Exercise directions: How many of the lines here include "Nguồn"? Answer with a single number.

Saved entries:
*****
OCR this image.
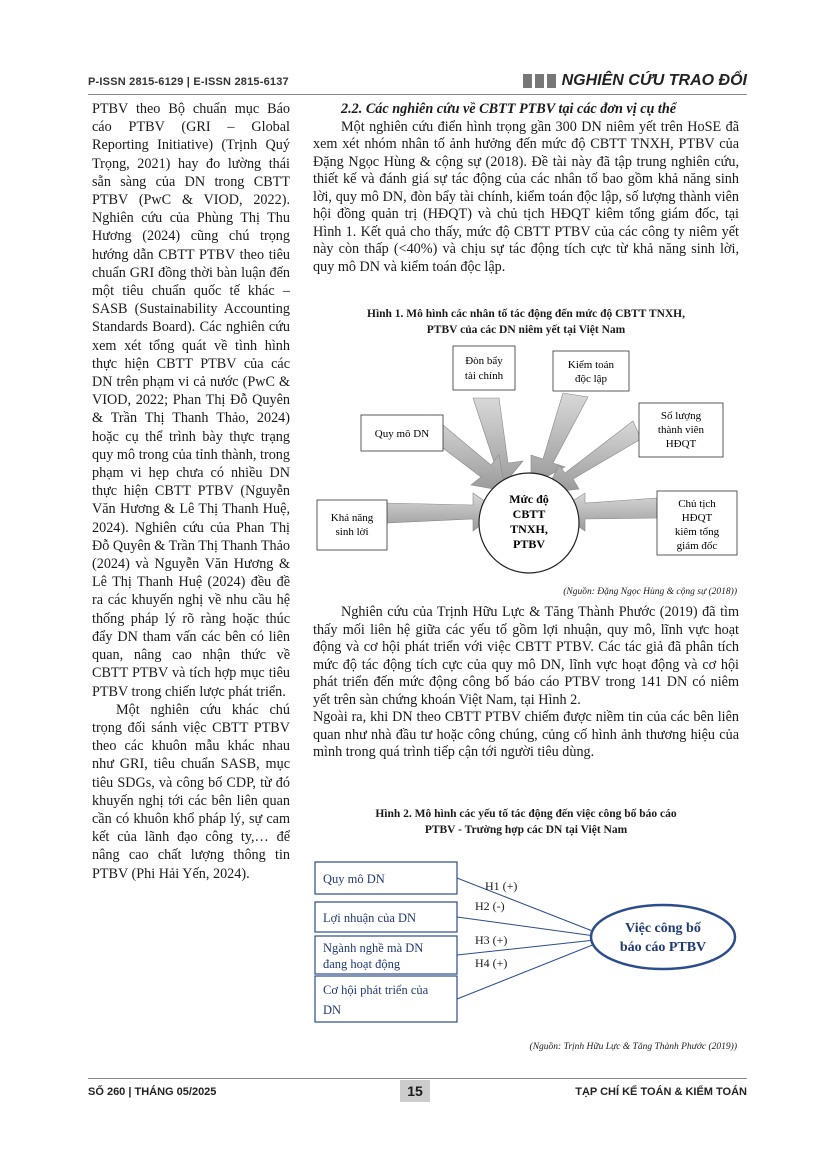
P-ISSN 2815-6129 | E-ISSN 2815-6137	NGHIÊN CỨU TRAO ĐỔI

PTBV theo Bộ chuẩn mục Báo cáo PTBV (GRI – Global Reporting Initiative) (Trịnh Quý Trọng, 2021) hay đo lường thái sẵn sàng của DN trong CBTT PTBV (PwC & VIOD, 2022). Nghiên cứu của Phùng Thị Thu Hương (2024) cũng chú trọng hướng dẫn CBTT PTBV theo tiêu chuẩn GRI đồng thời bàn luận đến một tiêu chuẩn quốc tế khác – SASB (Sustainability Accounting Standards Board). Các nghiên cứu xem xét tổng quát về tình hình thực hiện CBTT PTBV của các DN trên phạm vi cả nước (PwC & VIOD, 2022; Phan Thị Đỗ Quyên & Trần Thị Thanh Thảo, 2024) hoặc cụ thể trình bày thực trạng quy mô trong của tỉnh thành, trong phạm vi hẹp chưa có nhiều DN thực hiện CBTT PTBV (Nguyễn Văn Hương & Lê Thị Thanh Huệ, 2024). Nghiên cứu của Phan Thị Đỗ Quyên & Trần Thị Thanh Thảo (2024) và Nguyễn Văn Hương & Lê Thị Thanh Huệ (2024) đều đề ra các khuyến nghị về nhu cầu hệ thống pháp lý rõ ràng hoặc thúc đẩy DN tham vấn các bên có liên quan, nâng cao nhận thức về CBTT PTBV và tích hợp mục tiêu PTBV trong chiến lược phát triển.

Một nghiên cứu khác chú trọng đối sánh việc CBTT PTBV theo các khuôn mẫu khác nhau như GRI, tiêu chuẩn SASB, mục tiêu SDGs, và công bố CDP, từ đó khuyến nghị tới các bên liên quan cần có khuôn khổ pháp lý, sự cam kết của lãnh đạo công ty,… để nâng cao chất lượng thông tin PTBV (Phi Hải Yến, 2024).

2.2. Các nghiên cứu về CBTT PTBV tại các đơn vị cụ thể

Một nghiên cứu điển hình trọng gần 300 DN niêm yết trên HoSE đã xem xét nhóm nhân tố ảnh hưởng đến mức độ CBTT TNXH, PTBV của Đặng Ngọc Hùng & cộng sự (2018). Đề tài này đã tập trung nghiên cứu, thiết kế và đánh giá sự tác động của các nhân tố bao gồm khả năng sinh lời, quy mô DN, đòn bẩy tài chính, kiểm toán độc lập, số lượng thành viên hội đồng quản trị (HĐQT) và chủ tịch HĐQT kiêm tổng giám đốc, tại Hình 1. Kết quả cho thấy, mức độ CBTT PTBV của các công ty niêm yết này còn thấp (<40%) và chịu sự tác động tích cực từ khả năng sinh lời, quy mô DN và kiểm toán độc lập.

Hình 1. Mô hình các nhân tố tác động đến mức độ CBTT TNXH,
PTBV của các DN niêm yết tại Việt Nam
Mức độ
CBTT
TNXH,
PTBV
Đòn bẩy
tài chính
Kiểm toán
độc lập
Quy mô DN
Số lượng
thành viên
HĐQT
Khả năng
sinh lời
Chủ tịch
HĐQT
kiêm tổng
giám đốc
(Nguồn: Đặng Ngọc Hùng & cộng sự (2018))

Nghiên cứu của Trịnh Hữu Lực & Tăng Thành Phước (2019) đã tìm thấy mối liên hệ giữa các yếu tố gồm lợi nhuận, quy mô, lĩnh vực hoạt động và cơ hội phát triển với việc CBTT PTBV. Các tác giả đã phân tích mức độ tác động tích cực của quy mô DN, lĩnh vực hoạt động và cơ hội phát triển đến mức động công bố báo cáo PTBV trong 141 DN có niêm yết trên sàn chứng khoán Việt Nam, tại Hình 2.

Ngoài ra, khi DN theo CBTT PTBV chiếm được niềm tin của các bên liên quan như nhà đầu tư hoặc công chúng, củng cố hình ảnh thương hiệu của mình trong quá trình tiếp cận tới người tiêu dùng.

Hình 2. Mô hình các yếu tố tác động đến việc công bố báo cáo
PTBV - Trường hợp các DN tại Việt Nam
Quy mô DN
Lợi nhuận của DN
Ngành nghề mà DN
đang hoạt động
Cơ hội phát triển của
DN
H1 (+)
H2 (-)
H3 (+)
H4 (+)
Việc công bố
báo cáo PTBV
(Nguồn: Trịnh Hữu Lực & Tăng Thành Phước (2019))
SỐ 260 | THÁNG 05/2025	15	TẠP CHÍ KẾ TOÁN & KIỂM TOÁN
*****
Complete response: 2